• [SET PROBLEM]:
Copy out each line exactly as it appears.
───── TASK INPUTS ─────
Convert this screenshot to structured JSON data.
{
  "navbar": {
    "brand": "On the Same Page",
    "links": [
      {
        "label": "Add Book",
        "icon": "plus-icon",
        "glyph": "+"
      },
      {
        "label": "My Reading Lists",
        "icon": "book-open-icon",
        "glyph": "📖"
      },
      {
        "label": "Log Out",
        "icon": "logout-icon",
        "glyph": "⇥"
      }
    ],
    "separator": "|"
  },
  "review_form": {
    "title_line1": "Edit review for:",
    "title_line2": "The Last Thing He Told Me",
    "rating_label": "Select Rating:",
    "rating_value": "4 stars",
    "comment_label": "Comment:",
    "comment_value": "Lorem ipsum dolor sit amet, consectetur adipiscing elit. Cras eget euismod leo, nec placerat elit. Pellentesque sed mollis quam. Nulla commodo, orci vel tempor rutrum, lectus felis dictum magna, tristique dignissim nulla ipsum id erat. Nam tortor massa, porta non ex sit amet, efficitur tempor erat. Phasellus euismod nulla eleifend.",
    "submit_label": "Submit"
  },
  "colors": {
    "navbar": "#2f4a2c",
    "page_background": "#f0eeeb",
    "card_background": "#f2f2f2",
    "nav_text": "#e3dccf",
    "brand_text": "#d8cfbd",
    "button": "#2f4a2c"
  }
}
─────
• [TASK ANSWER]:
Convert this screenshot to structured JSON data.
{
  "navbar": {
    "brand": "On the Same Page",
    "links": [
      {
        "label": "Add Book",
        "icon": "plus-icon",
        "glyph": "+"
      },
      {
        "label": "My Reading Lists",
        "icon": "book-open-icon",
        "glyph": "📖"
      },
      {
        "label": "Log Out",
        "icon": "logout-icon",
        "glyph": "⇥"
      }
    ],
    "separator": "|"
  },
  "review_form": {
    "title_line1": "Edit review for:",
    "title_line2": "The Last Thing He Told Me",
    "rating_label": "Select Rating:",
    "rating_value": "4 stars",
    "comment_label": "Comment:",
    "comment_value": "Lorem ipsum dolor sit amet, consectetur adipiscing elit. Cras eget euismod leo, nec placerat elit. Pellentesque sed mollis quam. Nulla commodo, orci vel tempor rutrum, lectus felis dictum magna, tristique dignissim nulla ipsum id erat. Nam tortor massa, porta non ex sit amet, efficitur tempor erat. Phasellus euismod nulla eleifend.",
    "submit_label": "Submit"
  },
  "colors": {
    "navbar": "#2f4a2c",
    "page_background": "#f0eeeb",
    "card_background": "#f2f2f2",
    "nav_text": "#e3dccf",
    "brand_text": "#d8cfbd",
    "button": "#2f4a2c"
  }
}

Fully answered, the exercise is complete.